#### Text:
This is a remote position.
Key Responsibilities
* Assess the existing data pipeline, GCP architecture, data sources, and current limitations.
* Design a BigQuery-based medallion architecture: Bronze, Silver, Gold, and Serving layers.
* Design and/or implement data ingestion pipelines from Cloud Storage and Cloud SQL / MySQL into BigQuery.
* Define BigQuery datasets, tables, partitioning, clustering, and cost-control strategies.
* Support batch, incremental, and on-demand processing patterns.
* Design curated and BI-ready datasets for analytics and reporting.
* Support data quality checks, validation, logging, monitoring, and reprocessing patterns.
* Define integration patterns for Elasticsearch or other search / serving layers.
* Support architecture for AI enrichment, embeddings, semantic search, and media metadata where required.
* Prepare technical documentation, architecture diagrams, implementation roadmap, and handover materials.
* Work closely with client engineering, data, DevOps, and product teams.
Requirements
Required Skills
* Strong hands-on experience with Google Cloud data services.

#### Recorded data:
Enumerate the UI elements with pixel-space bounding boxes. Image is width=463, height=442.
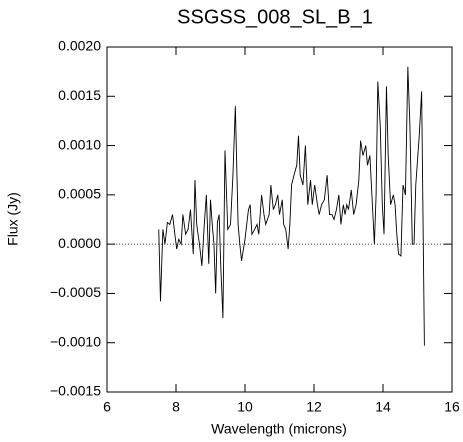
data-line <box>158 66 425 346</box>
y-axis-label: Flux (Jy) <box>5 192 21 246</box>
x-tick-label: 12 <box>306 399 322 415</box>
x-tick-label: 6 <box>103 399 111 415</box>
x-axis-label: Wavelength (microns) <box>211 421 347 437</box>
plot-frame <box>106 46 453 393</box>
x-tick-label: 8 <box>172 399 180 415</box>
x-tick-label: 10 <box>237 399 253 415</box>
x-tick-label: 16 <box>444 399 460 415</box>
x-tick-label: 14 <box>375 399 391 415</box>
y-tick-label: 0.0005 <box>58 186 101 202</box>
chart-title: SSGSS_008_SL_B_1 <box>177 6 373 28</box>
y-tick-label: 0.0000 <box>58 235 101 251</box>
y-tick-label: −0.0010 <box>50 333 101 349</box>
y-tick-label: 0.0015 <box>58 87 101 103</box>
y-tick-label: 0.0010 <box>58 136 101 152</box>
y-tick-label: −0.0005 <box>50 284 101 300</box>
y-tick-label: −0.0015 <box>50 383 101 399</box>
y-tick-label: 0.0020 <box>58 38 101 54</box>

#### Actions to take:
a) List every layer that the job posting names for the BigQuery-based medallion architecture.
b) Extend the job posting by writing further items for its required skills, starting after its last line.

#### Outputs:
a) Bronze, Silver, Gold, Serving

b)
* Strong BigQuery experience, including modeling, optimization, partitioning, clustering, and cost control.
* Experience with Cloud Storage ingestion patterns.
* Experience with Cloud SQL / MySQL to BigQuery integration.
* Experience building batch and incremental data pipelines.
* Experience with Dataform, dbt, Cloud Composer / Airflow, Dataflow, Cloud Run, or similar tools.
* Strong SQL and data modeling skills.
* Good understanding of lakehouse / medallion architecture.
* Experience with data quality, metadata, lineage, logging, and monitoring.
* Ability to work in an ambiguous consulting environment and translate high-level requirements into practical implementation plans.
* Strong communication skills and client-facing experience.
Preferred Skills
* Experience with Elasticsearch or search index publishing.
* Experience with Power BI-ready datasets or analytical serving layers.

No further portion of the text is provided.